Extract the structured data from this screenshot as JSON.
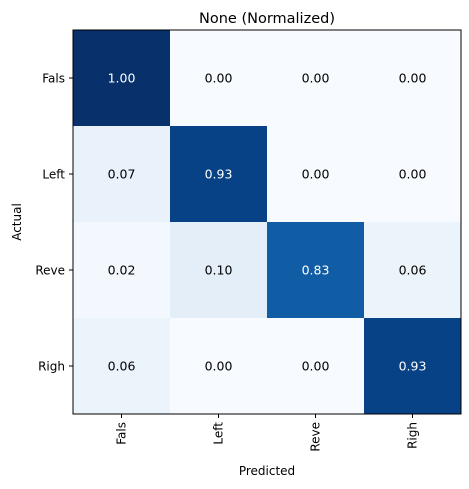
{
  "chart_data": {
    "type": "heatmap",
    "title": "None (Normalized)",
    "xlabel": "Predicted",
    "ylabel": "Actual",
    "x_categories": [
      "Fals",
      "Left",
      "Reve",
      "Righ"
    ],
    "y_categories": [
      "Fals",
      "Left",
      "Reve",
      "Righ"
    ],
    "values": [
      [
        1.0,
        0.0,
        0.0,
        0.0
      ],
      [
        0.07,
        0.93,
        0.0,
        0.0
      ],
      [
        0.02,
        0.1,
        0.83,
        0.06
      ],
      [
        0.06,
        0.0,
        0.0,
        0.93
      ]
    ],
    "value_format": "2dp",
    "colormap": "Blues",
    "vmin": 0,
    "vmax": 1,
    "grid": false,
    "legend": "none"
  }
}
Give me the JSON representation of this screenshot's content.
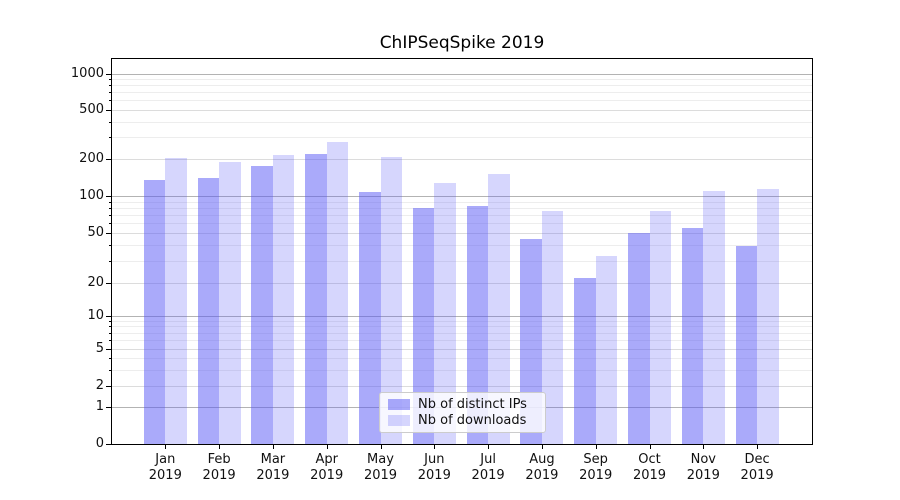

==

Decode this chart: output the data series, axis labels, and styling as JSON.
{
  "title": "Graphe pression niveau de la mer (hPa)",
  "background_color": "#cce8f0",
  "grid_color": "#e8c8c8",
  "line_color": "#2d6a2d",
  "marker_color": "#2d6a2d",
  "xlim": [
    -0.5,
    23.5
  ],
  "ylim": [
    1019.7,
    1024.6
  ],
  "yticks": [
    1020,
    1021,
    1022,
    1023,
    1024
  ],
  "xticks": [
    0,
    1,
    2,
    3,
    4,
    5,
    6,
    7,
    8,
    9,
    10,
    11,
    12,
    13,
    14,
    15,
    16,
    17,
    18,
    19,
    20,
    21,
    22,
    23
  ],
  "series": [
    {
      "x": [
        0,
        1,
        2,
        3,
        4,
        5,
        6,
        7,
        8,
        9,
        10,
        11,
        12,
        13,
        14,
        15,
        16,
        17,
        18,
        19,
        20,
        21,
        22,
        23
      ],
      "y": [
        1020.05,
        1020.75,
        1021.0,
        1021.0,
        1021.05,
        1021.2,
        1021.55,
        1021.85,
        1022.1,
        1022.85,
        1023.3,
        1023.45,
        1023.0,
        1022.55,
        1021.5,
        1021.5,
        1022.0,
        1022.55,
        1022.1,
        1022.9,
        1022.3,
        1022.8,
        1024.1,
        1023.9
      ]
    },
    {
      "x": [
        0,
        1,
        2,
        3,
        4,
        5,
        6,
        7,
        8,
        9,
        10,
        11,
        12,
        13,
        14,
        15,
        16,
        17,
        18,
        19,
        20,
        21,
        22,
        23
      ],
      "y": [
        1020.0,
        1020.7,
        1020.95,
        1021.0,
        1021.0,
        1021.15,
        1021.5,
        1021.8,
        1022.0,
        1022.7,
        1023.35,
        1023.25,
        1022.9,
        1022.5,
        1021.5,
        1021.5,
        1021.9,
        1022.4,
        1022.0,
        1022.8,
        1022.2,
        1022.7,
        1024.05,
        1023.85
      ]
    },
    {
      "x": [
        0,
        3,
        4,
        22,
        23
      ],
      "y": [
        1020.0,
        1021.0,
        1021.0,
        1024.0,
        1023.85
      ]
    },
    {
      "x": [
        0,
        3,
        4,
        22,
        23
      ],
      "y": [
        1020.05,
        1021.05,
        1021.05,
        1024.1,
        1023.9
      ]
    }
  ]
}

**TASK GOAL**
Output word for word the lines running from the one containing "Extract the structured" to the one containing "Give me the", both included, leaving out the pictures.

**REPLY**
Extract the structured data from this screenshot as JSON.
{
  "chart_data": {
    "type": "heatmap",
    "title": "None (Normalized)",
    "xlabel": "Predicted",
    "ylabel": "Actual",
    "x_categories": [
      "Fals",
      "Left",
      "Reve",
      "Righ"
    ],
    "y_categories": [
      "Fals",
      "Left",
      "Reve",
      "Righ"
    ],
    "values": [
      [
        1.0,
        0.0,
        0.0,
        0.0
      ],
      [
        0.07,
        0.93,
        0.0,
        0.0
      ],
      [
        0.02,
        0.1,
        0.83,
        0.06
      ],
      [
        0.06,
        0.0,
        0.0,
        0.93
      ]
    ],
    "value_format": "2dp",
    "colormap": "Blues",
    "vmin": 0,
    "vmax": 1,
    "grid": false,
    "legend": "none"
  }
}
Give me the JSON representation of this screenshot's content.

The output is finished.